# WHAT YOU HAVE TO DO
In the data below, find every line with the string "Комсомольская" and pull it out.

· · ·

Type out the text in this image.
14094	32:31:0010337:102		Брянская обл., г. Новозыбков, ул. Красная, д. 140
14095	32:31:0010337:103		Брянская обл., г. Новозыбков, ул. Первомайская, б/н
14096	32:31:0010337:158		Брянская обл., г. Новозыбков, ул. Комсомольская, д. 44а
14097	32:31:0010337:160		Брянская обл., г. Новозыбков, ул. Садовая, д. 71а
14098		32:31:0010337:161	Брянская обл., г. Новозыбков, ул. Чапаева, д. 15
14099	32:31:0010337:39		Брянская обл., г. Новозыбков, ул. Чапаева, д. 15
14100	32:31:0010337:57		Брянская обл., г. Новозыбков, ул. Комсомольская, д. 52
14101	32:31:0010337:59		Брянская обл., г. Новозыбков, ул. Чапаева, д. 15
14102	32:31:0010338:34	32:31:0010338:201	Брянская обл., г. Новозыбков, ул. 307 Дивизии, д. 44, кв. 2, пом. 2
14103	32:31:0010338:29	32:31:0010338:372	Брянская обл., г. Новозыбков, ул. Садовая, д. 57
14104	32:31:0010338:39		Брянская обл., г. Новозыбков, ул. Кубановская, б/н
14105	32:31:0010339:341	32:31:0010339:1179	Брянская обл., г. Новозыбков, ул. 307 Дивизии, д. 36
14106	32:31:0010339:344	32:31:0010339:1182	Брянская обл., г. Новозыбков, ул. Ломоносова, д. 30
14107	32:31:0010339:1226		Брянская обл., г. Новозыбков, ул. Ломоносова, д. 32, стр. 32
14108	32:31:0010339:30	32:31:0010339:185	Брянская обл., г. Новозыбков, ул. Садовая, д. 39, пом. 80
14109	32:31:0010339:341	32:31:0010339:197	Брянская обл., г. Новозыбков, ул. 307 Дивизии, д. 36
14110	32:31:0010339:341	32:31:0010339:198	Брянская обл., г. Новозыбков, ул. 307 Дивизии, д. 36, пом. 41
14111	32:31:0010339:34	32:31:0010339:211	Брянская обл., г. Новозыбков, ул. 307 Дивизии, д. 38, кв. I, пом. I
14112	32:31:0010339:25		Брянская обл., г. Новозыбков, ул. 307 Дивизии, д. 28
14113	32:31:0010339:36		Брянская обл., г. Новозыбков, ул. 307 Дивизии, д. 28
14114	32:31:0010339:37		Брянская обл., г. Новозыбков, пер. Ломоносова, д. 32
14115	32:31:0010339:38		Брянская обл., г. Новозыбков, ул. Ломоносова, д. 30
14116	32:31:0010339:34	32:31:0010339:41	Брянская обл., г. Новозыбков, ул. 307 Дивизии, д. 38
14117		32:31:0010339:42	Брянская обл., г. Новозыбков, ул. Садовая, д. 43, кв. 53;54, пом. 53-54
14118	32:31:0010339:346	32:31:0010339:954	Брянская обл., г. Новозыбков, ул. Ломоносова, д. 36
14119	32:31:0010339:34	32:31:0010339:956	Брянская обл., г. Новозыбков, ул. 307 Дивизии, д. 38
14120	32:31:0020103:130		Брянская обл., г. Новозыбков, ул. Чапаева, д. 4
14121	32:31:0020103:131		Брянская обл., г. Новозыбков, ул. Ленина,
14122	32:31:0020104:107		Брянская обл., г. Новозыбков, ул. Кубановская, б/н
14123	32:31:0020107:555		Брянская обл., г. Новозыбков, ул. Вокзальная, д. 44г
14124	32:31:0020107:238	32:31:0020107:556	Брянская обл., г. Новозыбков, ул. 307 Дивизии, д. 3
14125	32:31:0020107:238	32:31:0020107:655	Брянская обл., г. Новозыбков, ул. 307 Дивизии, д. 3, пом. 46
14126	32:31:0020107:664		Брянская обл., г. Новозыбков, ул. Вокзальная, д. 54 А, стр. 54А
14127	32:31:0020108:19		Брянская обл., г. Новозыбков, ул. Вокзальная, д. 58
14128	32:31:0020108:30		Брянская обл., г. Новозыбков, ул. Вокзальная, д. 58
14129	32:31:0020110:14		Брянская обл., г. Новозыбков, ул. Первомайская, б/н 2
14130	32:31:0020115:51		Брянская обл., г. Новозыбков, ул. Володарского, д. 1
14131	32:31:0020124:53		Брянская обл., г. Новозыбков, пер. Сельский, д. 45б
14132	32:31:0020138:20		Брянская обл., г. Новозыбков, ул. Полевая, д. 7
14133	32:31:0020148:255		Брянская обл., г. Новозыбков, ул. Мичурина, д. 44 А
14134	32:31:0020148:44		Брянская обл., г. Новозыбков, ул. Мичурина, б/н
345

· · ·

# OUTPUT OF THE EXERCISE
14096	32:31:0010337:158		Брянская обл., г. Новозыбков, ул. Комсомольская, д. 44а
14100	32:31:0010337:57		Брянская обл., г. Новозыбков, ул. Комсомольская, д. 52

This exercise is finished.